## Goal
Reproduce every one of the following entries word for word.

* Begin Dataset records *

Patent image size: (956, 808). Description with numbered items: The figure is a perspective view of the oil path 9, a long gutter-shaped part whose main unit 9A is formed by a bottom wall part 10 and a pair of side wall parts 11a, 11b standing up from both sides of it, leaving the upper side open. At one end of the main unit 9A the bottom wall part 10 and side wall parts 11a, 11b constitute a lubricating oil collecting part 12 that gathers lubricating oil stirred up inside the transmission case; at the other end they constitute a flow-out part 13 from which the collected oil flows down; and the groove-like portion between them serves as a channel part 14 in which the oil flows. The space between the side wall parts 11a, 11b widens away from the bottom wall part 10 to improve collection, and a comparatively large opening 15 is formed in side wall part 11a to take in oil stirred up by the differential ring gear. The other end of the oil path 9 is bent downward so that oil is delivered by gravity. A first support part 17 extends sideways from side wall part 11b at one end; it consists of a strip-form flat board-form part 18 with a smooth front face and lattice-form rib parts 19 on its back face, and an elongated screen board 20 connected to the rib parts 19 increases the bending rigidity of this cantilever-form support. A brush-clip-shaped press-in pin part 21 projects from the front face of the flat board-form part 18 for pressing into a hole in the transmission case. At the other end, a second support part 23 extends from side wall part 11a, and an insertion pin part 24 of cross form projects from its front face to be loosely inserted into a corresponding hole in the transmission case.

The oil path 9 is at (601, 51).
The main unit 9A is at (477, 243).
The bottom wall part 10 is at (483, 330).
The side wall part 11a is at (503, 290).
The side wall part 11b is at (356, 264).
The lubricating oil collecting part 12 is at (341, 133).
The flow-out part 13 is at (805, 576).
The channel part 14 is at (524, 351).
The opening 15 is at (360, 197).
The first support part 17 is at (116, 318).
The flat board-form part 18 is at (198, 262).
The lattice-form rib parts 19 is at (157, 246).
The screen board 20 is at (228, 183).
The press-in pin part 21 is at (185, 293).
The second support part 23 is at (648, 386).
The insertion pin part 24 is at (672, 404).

* End Dataset records *

## Response below
Patent image size: (956, 808). Description with numbered items: The figure is a perspective view of the oil path 9, a long gutter-shaped part whose main unit 9A is formed by a bottom wall part 10 and a pair of side wall parts 11a, 11b standing up from both sides of it, leaving the upper side open. At one end of the main unit 9A the bottom wall part 10 and side wall parts 11a, 11b constitute a lubricating oil collecting part 12 that gathers lubricating oil stirred up inside the transmission case; at the other end they constitute a flow-out part 13 from which the collected oil flows down; and the groove-like portion between them serves as a channel part 14 in which the oil flows. The space between the side wall parts 11a, 11b widens away from the bottom wall part 10 to improve collection, and a comparatively large opening 15 is formed in side wall part 11a to take in oil stirred up by the differential ring gear. The other end of the oil path 9 is bent downward so that oil is delivered by gravity. A first support part 17 extends sideways from side wall part 11b at one end; it consists of a strip-form flat board-form part 18 with a smooth front face and lattice-form rib parts 19 on its back face, and an elongated screen board 20 connected to the rib parts 19 increases the bending rigidity of this cantilever-form support. A brush-clip-shaped press-in pin part 21 projects from the front face of the flat board-form part 18 for pressing into a hole in the transmission case. At the other end, a second support part 23 extends from side wall part 11a, and an insertion pin part 24 of cross form projects from its front face to be loosely inserted into a corresponding hole in the transmission case.

The oil path 9 is at (601, 51).
The main unit 9A is at (477, 243).
The bottom wall part 10 is at (483, 330).
The side wall part 11a is at (503, 290).
The side wall part 11b is at (356, 264).
The lubricating oil collecting part 12 is at (341, 133).
The flow-out part 13 is at (805, 576).
The channel part 14 is at (524, 351).
The opening 15 is at (360, 197).
The first support part 17 is at (116, 318).
The flat board-form part 18 is at (198, 262).
The lattice-form rib parts 19 is at (157, 246).
The screen board 20 is at (228, 183).
The press-in pin part 21 is at (185, 293).
The second support part 23 is at (648, 386).
The insertion pin part 24 is at (672, 404).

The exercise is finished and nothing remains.